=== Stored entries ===
========================

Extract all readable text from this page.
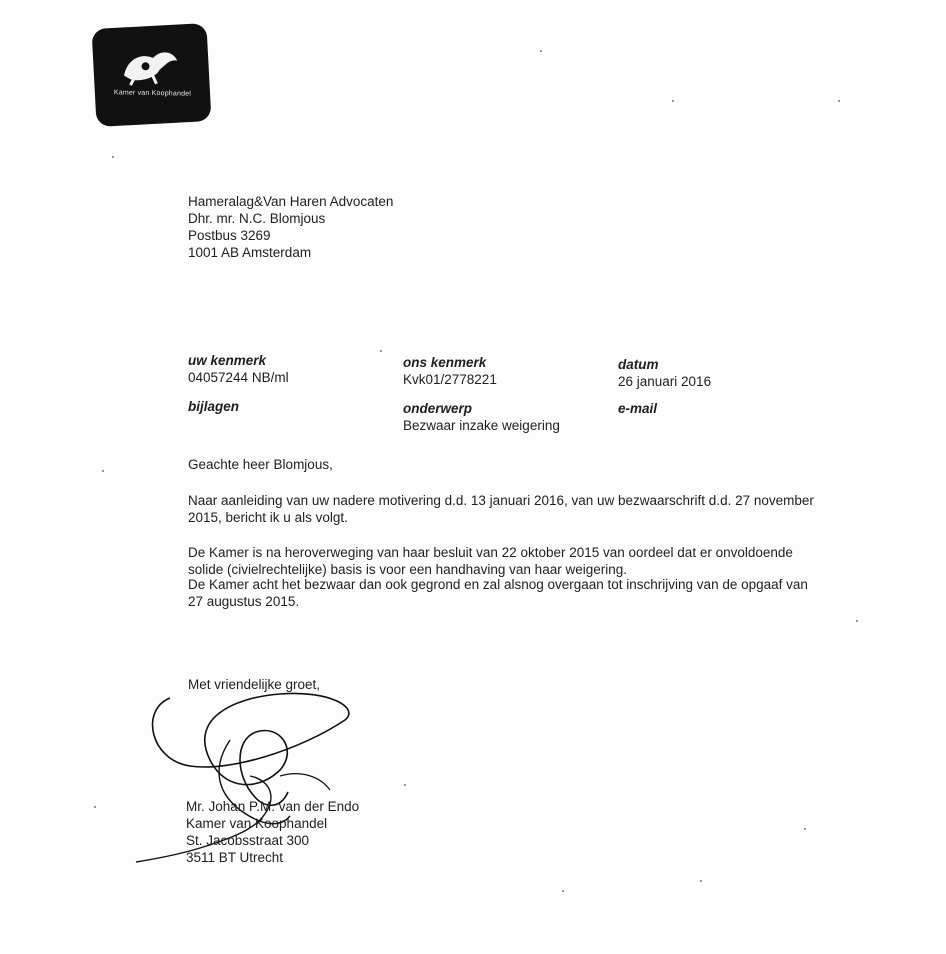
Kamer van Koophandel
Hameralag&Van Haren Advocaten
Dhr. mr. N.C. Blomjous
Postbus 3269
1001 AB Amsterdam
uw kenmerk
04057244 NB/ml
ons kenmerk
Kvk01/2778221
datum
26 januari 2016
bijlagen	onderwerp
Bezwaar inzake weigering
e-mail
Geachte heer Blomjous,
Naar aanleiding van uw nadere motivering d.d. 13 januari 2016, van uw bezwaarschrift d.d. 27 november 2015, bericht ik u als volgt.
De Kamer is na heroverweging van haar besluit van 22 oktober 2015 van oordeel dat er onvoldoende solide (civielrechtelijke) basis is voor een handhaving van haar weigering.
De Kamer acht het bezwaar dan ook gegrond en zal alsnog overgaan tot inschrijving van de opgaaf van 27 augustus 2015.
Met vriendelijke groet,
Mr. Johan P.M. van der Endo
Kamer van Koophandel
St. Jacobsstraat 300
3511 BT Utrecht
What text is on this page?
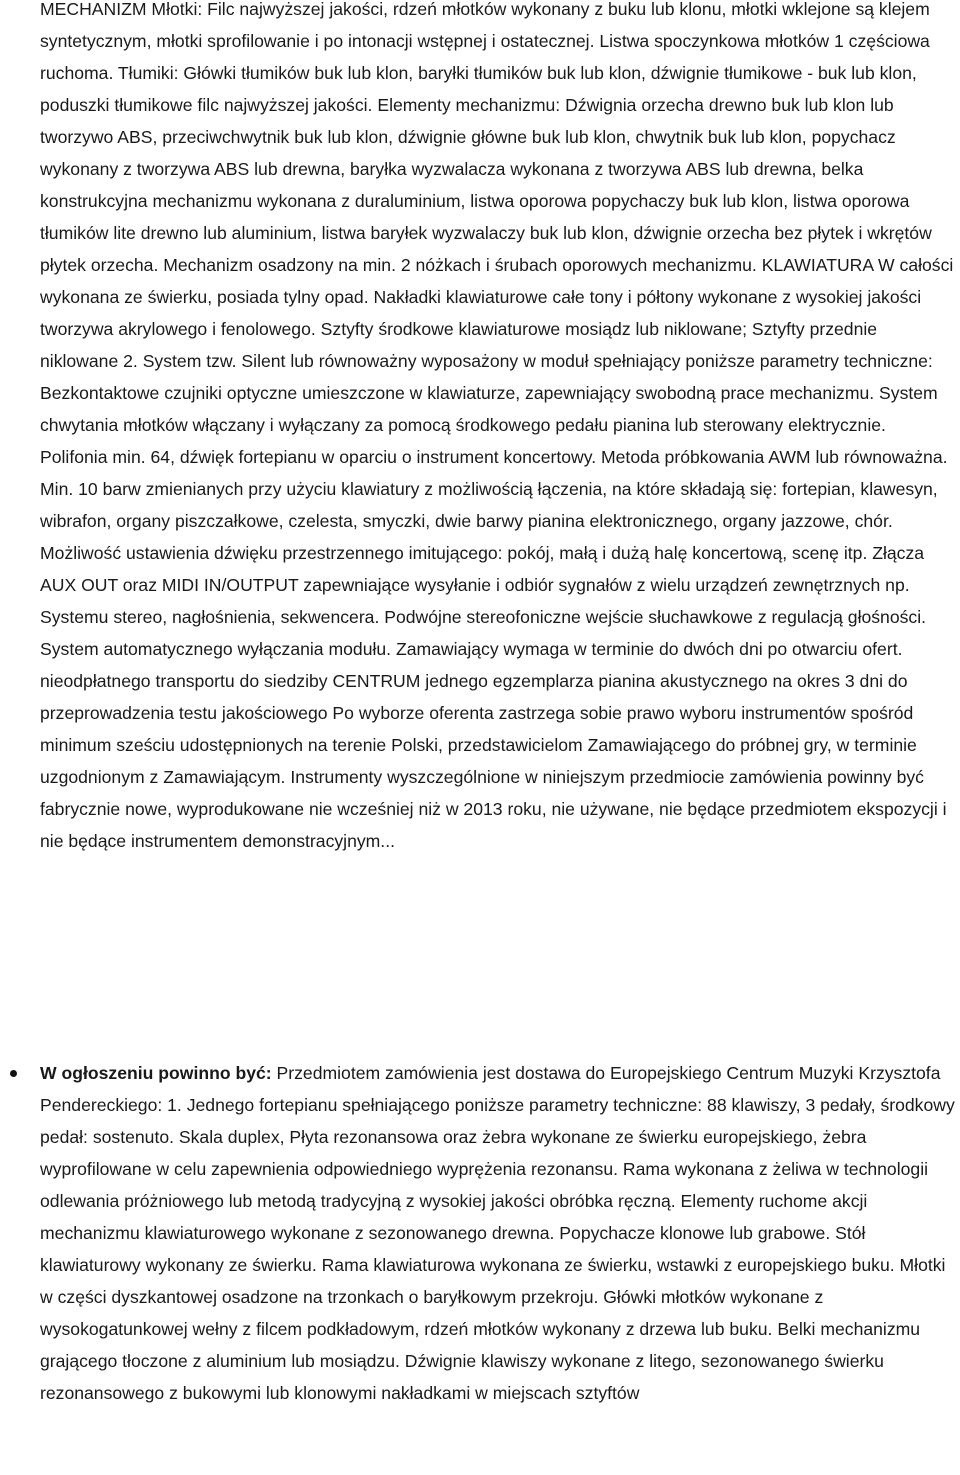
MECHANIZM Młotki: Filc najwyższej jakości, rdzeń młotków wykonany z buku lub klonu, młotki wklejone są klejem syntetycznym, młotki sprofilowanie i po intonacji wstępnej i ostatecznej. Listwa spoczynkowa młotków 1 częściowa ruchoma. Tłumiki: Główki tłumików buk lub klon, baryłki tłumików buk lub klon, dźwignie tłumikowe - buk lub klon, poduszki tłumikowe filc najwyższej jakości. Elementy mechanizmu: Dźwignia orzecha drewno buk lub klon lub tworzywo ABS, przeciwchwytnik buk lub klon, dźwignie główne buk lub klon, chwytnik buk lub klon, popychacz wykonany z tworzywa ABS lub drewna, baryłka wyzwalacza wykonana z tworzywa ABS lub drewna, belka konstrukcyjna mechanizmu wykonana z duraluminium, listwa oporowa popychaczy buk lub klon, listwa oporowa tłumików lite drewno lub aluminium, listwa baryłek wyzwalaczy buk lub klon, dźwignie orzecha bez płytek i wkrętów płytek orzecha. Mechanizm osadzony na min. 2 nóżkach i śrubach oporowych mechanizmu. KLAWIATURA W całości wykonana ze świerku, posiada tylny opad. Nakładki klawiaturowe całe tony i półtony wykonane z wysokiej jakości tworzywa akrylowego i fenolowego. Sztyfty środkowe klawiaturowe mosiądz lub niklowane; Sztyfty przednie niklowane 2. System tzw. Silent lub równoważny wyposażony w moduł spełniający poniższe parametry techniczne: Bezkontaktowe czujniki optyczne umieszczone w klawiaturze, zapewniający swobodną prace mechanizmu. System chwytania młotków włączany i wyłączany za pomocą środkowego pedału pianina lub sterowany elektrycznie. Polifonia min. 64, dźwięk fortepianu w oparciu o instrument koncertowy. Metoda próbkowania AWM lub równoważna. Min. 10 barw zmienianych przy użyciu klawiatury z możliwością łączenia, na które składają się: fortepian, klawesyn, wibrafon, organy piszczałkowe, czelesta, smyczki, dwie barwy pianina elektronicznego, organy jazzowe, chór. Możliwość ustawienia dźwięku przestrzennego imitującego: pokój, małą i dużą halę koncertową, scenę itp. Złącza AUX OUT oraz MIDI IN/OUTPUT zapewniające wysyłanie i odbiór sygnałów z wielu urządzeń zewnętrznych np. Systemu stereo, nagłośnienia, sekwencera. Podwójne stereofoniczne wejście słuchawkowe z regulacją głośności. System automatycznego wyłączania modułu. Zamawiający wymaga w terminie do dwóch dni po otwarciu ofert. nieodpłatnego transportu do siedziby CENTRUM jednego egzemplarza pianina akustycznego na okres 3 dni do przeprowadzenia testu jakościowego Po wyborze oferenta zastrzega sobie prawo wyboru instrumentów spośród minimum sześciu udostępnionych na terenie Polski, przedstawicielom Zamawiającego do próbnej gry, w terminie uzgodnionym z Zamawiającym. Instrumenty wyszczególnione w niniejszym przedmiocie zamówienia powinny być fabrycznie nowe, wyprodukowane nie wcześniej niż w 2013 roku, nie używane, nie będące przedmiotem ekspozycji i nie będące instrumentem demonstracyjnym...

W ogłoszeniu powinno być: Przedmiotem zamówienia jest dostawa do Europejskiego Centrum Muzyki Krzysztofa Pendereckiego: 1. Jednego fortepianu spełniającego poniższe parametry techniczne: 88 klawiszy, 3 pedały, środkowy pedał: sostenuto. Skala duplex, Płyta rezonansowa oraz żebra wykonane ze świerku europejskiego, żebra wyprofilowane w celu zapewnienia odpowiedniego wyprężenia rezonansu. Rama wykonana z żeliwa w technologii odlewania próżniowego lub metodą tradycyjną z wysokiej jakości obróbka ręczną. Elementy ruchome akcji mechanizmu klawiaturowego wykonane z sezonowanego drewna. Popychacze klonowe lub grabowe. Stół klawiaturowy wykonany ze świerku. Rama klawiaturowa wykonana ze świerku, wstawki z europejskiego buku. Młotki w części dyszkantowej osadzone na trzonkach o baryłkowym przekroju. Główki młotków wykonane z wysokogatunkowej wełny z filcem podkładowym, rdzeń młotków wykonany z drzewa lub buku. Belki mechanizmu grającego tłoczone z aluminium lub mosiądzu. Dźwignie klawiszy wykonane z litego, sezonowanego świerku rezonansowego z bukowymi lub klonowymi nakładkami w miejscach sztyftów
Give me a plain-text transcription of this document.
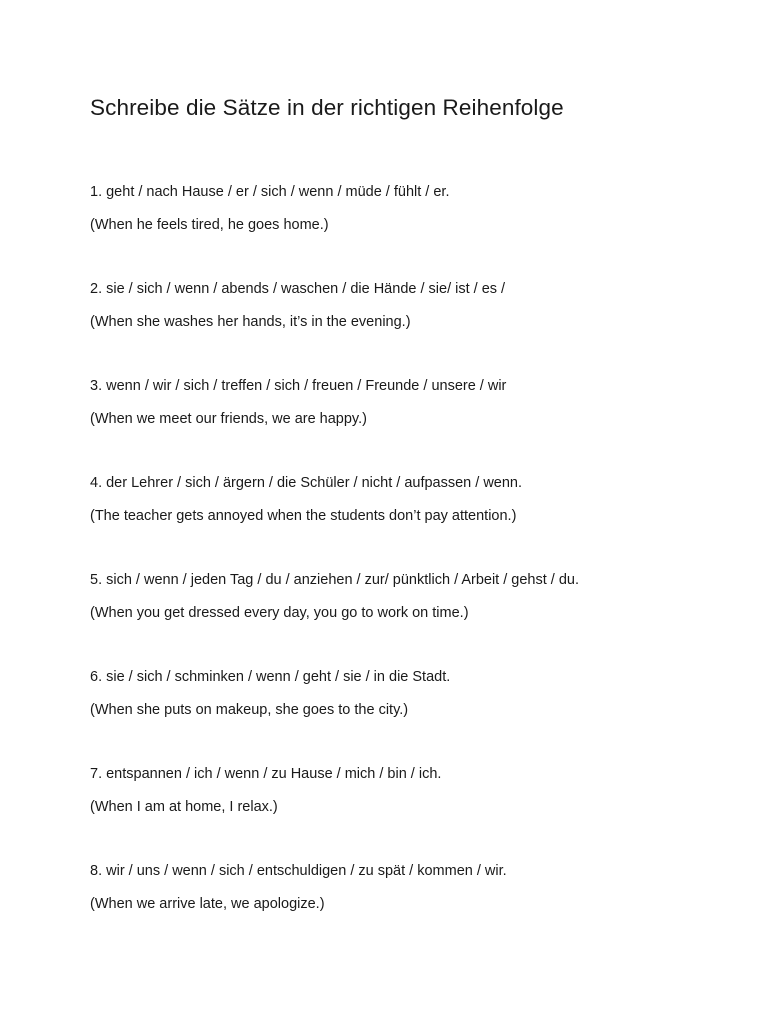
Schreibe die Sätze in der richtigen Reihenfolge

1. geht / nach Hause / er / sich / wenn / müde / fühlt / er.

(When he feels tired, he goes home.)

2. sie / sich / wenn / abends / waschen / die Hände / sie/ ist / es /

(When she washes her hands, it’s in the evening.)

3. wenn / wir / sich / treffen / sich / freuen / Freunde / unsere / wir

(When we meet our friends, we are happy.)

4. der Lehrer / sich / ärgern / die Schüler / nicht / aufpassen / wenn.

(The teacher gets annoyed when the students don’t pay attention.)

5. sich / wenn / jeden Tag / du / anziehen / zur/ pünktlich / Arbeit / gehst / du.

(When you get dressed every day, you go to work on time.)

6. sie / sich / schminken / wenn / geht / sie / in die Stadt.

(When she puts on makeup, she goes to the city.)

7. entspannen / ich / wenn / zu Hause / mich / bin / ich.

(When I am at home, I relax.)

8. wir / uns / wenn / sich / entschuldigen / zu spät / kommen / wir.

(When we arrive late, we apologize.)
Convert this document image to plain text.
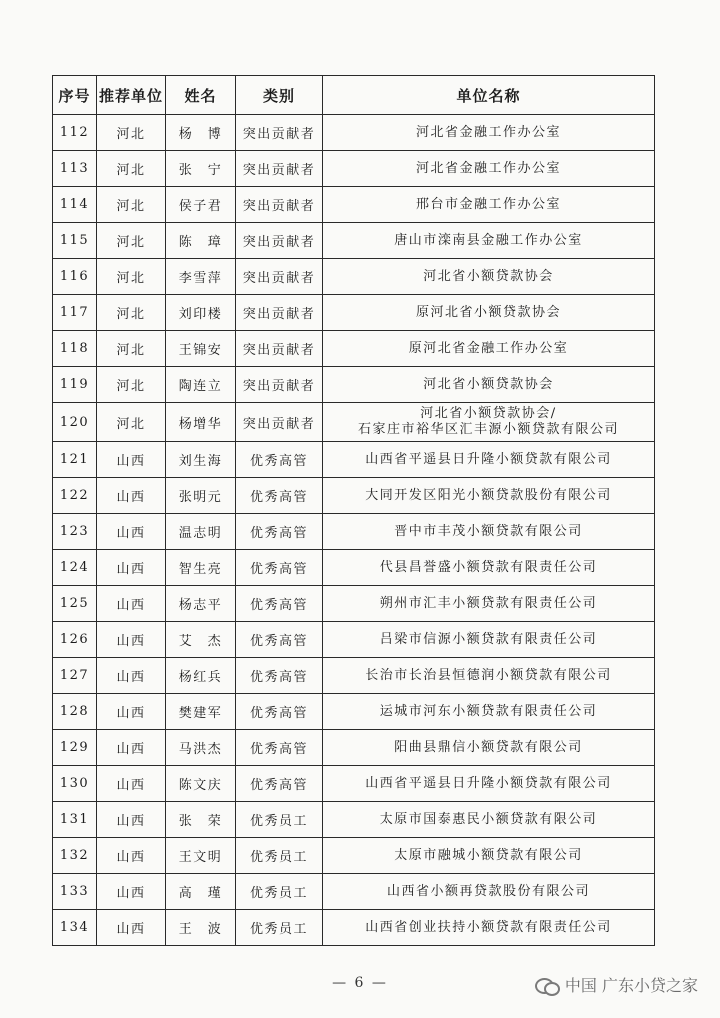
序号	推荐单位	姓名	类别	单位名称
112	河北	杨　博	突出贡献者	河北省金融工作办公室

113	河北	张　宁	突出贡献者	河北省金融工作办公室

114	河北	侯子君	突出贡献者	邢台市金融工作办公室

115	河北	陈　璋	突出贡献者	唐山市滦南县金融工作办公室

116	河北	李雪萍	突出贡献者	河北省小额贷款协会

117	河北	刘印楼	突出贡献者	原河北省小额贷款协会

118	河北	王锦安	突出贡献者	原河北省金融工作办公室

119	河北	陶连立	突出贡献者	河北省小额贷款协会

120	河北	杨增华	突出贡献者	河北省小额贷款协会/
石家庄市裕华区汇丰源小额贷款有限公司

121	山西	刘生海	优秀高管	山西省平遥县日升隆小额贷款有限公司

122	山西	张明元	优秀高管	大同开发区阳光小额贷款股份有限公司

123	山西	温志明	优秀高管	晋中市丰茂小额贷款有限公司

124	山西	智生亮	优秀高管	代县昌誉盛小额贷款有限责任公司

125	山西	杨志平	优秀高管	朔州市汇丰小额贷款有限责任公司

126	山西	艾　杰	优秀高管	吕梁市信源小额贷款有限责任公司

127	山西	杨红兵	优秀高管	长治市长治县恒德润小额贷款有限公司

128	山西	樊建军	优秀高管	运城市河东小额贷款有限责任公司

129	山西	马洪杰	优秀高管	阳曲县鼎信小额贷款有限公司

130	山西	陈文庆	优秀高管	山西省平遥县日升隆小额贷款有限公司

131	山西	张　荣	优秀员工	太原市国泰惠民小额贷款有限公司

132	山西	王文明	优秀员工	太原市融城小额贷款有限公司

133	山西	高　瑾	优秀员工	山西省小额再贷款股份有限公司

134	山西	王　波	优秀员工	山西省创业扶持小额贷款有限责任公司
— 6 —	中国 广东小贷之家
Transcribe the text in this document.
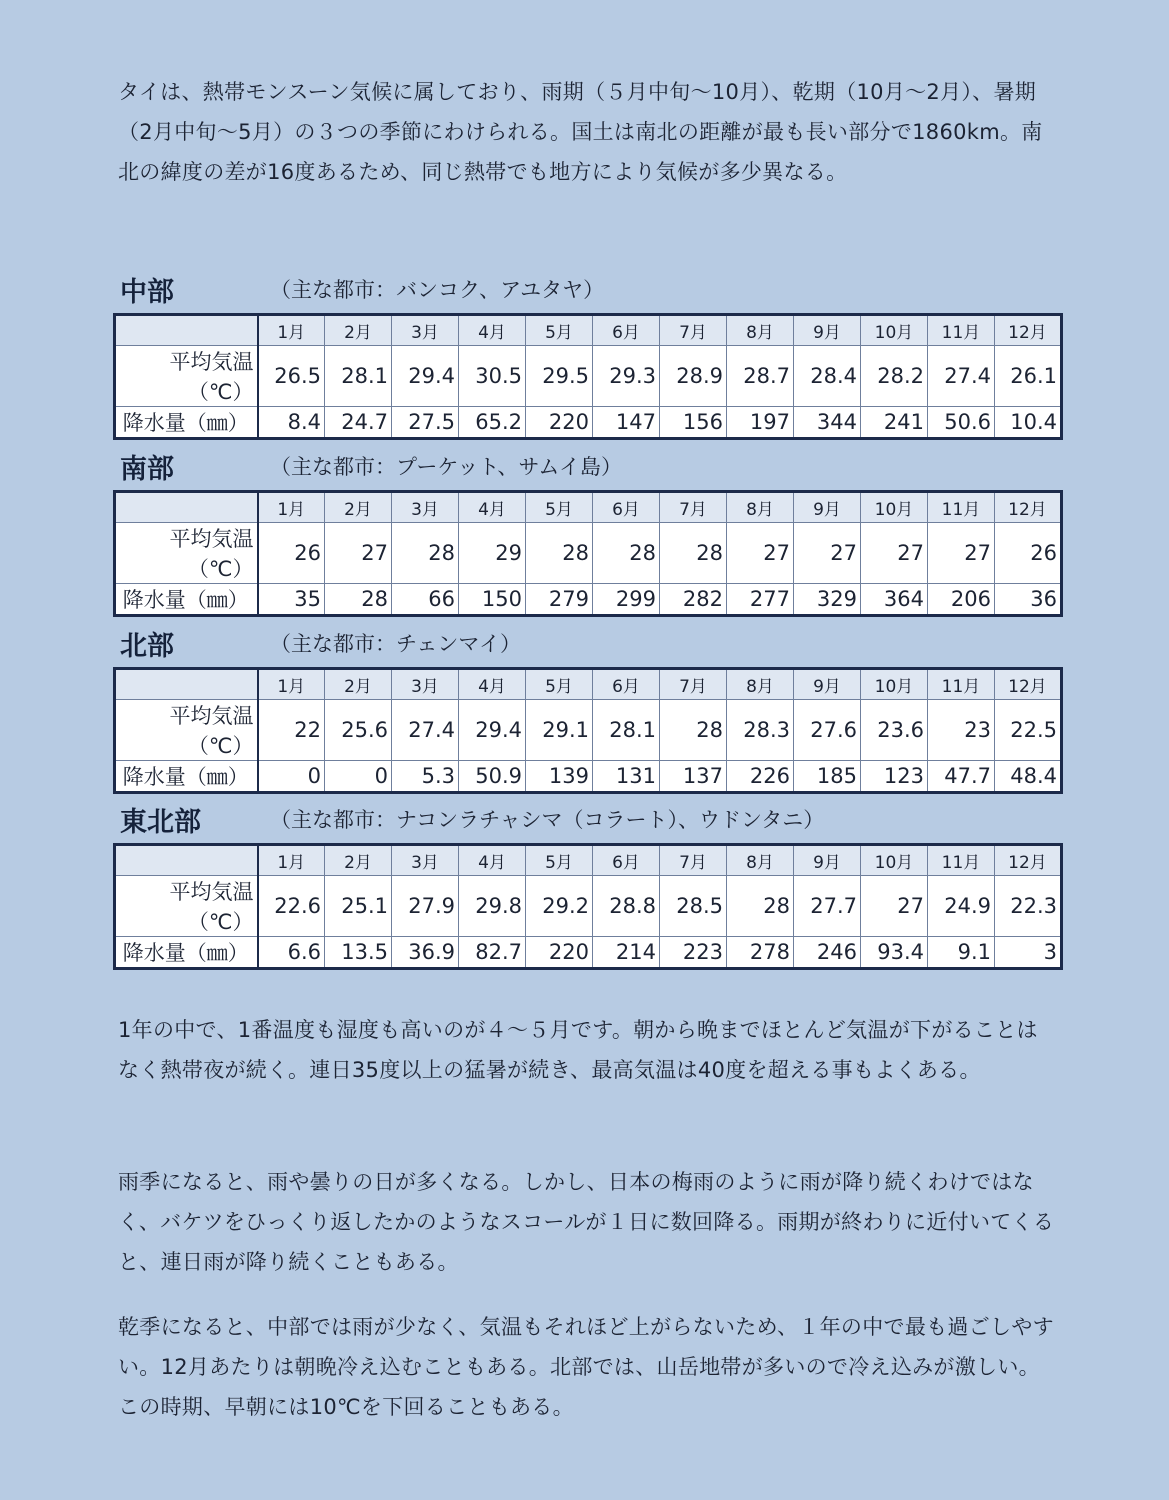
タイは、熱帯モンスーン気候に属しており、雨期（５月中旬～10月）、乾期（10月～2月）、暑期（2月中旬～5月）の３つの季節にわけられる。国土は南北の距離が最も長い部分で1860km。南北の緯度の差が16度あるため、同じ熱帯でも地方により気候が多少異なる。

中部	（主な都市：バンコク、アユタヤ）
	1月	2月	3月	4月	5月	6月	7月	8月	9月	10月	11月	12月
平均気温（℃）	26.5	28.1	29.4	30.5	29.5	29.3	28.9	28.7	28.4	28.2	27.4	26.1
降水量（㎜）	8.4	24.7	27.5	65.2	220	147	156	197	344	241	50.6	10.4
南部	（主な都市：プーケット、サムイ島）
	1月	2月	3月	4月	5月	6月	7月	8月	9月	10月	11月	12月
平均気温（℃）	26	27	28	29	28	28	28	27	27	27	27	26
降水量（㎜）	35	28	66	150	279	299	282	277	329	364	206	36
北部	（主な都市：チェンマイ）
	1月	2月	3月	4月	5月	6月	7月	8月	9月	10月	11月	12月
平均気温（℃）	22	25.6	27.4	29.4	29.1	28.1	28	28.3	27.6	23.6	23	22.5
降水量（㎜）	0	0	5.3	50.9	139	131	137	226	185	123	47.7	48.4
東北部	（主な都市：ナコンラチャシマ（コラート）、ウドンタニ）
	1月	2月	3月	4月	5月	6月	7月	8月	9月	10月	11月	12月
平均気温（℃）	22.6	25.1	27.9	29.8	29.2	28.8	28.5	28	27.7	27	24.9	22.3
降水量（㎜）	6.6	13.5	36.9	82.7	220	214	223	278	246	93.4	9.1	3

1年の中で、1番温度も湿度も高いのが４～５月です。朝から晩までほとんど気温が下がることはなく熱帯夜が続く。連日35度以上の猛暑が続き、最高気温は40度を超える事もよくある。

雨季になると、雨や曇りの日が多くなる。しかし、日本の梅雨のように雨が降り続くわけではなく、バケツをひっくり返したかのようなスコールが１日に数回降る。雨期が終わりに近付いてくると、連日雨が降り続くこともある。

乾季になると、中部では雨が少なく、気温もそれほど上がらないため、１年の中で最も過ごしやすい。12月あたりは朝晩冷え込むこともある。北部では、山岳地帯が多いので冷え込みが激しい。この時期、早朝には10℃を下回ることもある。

========================

=== Your objective ===
Go through the listing above and locate each line that holds the word "sich". Copy those lines.

=== Result of this exercise ===
1. geht / nach Hause / er / sich / wenn / müde / fühlt / er.
2. sie / sich / wenn / abends / waschen / die Hände / sie/ ist / es /
3. wenn / wir / sich / treffen / sich / freuen / Freunde / unsere / wir
4. der Lehrer / sich / ärgern / die Schüler / nicht / aufpassen / wenn.
5. sich / wenn / jeden Tag / du / anziehen / zur/ pünktlich / Arbeit / gehst / du.
6. sie / sich / schminken / wenn / geht / sie / in die Stadt.
8. wir / uns / wenn / sich / entschuldigen / zu spät / kommen / wir.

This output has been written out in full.